(Stored data)
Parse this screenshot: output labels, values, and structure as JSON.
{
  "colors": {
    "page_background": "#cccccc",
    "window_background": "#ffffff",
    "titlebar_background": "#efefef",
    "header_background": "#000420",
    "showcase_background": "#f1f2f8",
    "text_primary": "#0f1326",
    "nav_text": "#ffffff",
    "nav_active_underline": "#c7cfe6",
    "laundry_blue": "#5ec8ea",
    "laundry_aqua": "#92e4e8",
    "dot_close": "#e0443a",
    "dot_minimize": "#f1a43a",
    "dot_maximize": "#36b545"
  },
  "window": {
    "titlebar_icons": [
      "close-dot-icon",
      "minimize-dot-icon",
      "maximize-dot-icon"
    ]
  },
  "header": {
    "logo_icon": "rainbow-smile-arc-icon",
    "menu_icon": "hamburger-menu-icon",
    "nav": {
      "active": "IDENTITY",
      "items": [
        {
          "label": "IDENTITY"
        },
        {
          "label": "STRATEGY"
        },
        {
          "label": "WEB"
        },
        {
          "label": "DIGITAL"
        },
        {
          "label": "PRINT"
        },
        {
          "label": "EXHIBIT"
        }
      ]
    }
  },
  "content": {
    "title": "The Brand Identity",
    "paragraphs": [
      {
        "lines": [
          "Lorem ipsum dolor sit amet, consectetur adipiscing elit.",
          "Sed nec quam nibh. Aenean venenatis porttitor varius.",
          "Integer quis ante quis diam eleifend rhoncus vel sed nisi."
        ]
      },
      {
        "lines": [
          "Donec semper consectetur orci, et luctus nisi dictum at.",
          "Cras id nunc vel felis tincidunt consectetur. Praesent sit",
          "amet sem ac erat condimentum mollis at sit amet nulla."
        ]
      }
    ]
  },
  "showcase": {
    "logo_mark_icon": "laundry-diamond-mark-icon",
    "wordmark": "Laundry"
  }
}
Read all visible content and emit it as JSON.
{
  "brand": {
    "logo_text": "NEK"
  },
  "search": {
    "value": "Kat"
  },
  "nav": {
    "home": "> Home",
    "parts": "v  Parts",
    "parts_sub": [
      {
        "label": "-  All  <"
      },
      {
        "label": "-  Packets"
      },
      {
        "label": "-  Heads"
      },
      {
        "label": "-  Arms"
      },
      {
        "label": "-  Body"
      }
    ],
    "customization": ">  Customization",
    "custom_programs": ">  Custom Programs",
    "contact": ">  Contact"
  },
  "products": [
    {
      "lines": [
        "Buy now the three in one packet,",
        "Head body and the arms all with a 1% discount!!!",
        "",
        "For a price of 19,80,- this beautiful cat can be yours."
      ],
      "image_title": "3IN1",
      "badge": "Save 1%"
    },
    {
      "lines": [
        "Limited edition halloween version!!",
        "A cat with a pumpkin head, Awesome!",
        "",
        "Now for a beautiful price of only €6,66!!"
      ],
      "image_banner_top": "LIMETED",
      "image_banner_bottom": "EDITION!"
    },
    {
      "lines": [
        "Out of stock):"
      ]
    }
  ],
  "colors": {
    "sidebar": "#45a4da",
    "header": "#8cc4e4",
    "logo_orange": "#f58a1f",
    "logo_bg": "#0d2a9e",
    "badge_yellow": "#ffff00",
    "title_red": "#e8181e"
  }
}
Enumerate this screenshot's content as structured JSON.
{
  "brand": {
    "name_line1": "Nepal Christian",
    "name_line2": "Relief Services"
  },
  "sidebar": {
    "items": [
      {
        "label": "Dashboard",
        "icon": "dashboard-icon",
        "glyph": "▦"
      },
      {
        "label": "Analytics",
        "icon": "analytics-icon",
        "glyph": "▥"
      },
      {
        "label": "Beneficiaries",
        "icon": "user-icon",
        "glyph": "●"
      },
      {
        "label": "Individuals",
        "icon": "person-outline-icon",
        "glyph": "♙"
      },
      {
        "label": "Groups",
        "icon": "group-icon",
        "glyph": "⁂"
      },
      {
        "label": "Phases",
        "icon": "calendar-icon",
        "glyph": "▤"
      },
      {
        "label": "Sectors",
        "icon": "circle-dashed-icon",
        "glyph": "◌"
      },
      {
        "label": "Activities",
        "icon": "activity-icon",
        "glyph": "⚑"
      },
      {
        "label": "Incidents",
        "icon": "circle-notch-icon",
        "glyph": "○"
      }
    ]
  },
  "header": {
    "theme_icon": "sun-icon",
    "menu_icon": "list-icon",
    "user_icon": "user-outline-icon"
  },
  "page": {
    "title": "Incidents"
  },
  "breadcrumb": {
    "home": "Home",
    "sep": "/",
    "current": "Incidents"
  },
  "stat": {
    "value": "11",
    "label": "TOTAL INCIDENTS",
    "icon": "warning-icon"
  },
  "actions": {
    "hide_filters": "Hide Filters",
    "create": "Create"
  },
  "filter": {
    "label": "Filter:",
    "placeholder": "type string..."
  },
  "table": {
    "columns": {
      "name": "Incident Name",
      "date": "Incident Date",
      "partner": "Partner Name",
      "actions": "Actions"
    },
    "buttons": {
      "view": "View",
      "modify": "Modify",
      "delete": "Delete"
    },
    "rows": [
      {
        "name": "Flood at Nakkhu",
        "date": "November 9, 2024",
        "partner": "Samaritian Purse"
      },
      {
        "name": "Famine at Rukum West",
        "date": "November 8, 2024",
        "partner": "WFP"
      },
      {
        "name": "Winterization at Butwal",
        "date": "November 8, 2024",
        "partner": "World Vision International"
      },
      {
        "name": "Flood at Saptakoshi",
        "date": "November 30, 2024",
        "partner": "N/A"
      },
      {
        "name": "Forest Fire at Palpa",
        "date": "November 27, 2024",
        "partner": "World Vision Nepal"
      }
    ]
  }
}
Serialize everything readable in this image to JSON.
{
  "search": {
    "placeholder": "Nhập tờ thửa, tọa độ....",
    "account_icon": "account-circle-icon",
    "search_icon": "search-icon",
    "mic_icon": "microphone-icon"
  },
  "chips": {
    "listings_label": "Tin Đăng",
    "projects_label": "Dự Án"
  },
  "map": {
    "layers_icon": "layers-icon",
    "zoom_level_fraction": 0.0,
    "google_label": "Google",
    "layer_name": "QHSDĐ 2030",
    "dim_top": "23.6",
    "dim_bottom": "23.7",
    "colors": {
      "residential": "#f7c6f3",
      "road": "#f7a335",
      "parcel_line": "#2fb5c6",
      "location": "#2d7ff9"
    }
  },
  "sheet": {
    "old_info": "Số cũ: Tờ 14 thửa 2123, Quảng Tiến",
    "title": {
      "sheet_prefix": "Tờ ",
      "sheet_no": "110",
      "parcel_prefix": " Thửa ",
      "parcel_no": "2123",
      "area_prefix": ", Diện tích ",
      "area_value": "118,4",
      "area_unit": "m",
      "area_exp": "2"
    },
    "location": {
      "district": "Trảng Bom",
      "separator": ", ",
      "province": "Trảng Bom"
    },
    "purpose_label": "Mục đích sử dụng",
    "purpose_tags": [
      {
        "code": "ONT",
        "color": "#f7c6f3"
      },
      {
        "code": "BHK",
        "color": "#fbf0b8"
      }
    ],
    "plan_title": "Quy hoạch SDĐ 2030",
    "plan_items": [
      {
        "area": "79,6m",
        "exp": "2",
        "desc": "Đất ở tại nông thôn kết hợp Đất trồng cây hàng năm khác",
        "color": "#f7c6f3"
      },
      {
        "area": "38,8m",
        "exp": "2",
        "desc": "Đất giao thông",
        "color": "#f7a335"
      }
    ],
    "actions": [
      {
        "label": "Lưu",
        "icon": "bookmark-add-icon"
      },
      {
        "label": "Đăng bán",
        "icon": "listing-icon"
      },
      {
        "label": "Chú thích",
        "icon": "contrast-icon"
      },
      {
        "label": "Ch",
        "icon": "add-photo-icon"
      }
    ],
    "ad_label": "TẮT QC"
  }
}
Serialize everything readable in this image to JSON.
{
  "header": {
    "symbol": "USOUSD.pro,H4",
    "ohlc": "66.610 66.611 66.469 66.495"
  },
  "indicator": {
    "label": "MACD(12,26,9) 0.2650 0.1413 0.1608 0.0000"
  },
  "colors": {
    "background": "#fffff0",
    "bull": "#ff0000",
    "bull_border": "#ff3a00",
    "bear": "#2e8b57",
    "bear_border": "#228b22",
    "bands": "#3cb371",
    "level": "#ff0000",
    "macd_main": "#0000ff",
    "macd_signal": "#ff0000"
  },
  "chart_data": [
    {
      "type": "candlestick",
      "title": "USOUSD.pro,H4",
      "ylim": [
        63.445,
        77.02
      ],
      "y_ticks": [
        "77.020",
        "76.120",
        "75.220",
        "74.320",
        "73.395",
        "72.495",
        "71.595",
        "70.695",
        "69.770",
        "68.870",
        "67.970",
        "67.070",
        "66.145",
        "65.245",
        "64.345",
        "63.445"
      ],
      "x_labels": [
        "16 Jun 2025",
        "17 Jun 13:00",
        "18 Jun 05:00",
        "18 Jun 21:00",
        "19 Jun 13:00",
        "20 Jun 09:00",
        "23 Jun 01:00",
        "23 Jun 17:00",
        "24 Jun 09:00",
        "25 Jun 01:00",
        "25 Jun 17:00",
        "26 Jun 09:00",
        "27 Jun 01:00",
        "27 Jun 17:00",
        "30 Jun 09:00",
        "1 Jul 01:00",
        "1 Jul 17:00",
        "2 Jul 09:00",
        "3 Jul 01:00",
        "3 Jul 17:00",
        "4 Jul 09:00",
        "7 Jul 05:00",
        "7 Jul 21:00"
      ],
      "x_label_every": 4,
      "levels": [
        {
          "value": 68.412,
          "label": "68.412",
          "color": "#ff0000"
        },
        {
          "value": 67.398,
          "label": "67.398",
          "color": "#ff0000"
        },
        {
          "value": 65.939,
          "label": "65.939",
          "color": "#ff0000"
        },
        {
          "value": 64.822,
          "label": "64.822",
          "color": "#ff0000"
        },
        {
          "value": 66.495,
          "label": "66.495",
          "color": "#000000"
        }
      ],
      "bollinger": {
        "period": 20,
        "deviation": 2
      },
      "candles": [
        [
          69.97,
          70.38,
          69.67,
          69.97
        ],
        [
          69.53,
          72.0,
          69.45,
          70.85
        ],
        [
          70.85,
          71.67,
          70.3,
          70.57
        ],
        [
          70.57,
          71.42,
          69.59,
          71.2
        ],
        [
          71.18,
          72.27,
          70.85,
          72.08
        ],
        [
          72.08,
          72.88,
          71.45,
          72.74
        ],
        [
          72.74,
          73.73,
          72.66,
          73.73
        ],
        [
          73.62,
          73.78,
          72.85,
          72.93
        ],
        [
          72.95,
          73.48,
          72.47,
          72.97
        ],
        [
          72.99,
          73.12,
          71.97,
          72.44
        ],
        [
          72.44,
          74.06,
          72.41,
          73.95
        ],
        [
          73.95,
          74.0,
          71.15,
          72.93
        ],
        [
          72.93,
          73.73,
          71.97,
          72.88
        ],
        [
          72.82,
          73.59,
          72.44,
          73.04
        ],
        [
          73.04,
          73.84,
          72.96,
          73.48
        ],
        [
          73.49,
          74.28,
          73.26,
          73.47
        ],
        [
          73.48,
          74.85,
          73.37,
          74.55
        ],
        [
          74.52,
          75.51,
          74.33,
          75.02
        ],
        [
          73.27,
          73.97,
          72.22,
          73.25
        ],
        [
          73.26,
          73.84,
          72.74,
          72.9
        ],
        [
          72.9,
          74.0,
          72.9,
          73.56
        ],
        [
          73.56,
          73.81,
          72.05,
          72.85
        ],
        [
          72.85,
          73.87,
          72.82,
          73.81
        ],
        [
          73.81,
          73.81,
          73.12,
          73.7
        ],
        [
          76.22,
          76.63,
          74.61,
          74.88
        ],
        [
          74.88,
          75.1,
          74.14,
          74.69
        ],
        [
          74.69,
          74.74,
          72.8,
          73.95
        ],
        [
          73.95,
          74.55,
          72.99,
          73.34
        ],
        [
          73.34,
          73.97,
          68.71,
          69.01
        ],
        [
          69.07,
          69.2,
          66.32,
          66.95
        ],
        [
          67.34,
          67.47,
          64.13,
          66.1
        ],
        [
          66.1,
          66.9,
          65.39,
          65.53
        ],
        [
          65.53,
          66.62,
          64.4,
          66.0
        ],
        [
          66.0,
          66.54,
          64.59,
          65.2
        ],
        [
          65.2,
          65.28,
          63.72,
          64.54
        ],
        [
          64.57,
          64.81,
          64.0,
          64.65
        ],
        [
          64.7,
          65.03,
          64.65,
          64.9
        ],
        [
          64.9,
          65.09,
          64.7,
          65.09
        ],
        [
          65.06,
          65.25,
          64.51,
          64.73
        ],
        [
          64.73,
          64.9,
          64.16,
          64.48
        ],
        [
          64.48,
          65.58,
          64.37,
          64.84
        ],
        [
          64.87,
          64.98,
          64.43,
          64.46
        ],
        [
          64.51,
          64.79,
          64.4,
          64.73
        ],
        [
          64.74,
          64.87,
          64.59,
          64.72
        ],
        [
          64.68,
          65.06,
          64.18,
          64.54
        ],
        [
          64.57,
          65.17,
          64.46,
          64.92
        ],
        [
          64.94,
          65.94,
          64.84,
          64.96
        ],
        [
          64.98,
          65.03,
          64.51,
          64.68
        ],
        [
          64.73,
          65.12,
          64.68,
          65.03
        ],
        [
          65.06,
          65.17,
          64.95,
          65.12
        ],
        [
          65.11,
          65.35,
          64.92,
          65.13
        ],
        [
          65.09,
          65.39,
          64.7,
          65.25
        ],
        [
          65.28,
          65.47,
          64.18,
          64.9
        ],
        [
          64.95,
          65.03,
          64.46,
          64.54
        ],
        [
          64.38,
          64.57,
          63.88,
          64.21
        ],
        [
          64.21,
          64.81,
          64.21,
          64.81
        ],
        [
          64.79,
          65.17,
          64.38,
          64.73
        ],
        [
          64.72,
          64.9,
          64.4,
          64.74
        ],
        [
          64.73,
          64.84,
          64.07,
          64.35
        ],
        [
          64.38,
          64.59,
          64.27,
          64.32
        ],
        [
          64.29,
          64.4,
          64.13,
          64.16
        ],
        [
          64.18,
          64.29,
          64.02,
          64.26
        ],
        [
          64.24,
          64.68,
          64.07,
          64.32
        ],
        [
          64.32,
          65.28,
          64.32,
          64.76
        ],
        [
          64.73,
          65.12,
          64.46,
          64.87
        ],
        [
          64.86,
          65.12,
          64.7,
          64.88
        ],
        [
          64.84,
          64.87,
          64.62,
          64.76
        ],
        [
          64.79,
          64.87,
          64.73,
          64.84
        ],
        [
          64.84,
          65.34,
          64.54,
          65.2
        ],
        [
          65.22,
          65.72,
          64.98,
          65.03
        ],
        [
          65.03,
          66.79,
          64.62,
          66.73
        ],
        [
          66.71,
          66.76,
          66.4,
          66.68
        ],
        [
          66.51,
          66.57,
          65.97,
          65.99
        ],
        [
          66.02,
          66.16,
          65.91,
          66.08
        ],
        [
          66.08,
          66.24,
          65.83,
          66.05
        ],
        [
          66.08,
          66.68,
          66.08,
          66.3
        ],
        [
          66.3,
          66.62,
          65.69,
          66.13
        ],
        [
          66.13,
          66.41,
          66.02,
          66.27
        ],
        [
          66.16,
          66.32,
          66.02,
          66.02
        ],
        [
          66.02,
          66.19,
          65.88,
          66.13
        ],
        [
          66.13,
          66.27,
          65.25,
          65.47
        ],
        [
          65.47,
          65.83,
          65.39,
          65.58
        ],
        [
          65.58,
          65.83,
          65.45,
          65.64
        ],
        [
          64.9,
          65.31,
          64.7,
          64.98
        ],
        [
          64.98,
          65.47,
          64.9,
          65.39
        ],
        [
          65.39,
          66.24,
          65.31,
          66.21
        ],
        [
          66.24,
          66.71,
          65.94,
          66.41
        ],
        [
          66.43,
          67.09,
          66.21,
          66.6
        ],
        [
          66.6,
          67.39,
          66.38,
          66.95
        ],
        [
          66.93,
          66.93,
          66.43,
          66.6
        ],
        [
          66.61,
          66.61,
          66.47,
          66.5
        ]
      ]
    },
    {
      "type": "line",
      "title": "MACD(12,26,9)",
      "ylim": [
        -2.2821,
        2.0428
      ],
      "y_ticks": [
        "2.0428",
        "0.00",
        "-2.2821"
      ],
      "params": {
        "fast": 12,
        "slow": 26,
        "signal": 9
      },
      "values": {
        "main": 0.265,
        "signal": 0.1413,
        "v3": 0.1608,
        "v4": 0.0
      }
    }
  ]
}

## TASK DESCRIPTION
Leave out every line without the string "glyph" and copy the rest.

## ANSWER
        "glyph": "▦"
        "glyph": "▥"
        "glyph": "●"
        "glyph": "♙"
        "glyph": "⁂"
        "glyph": "▤"
        "glyph": "◌"
        "glyph": "⚑"
        "glyph": "○"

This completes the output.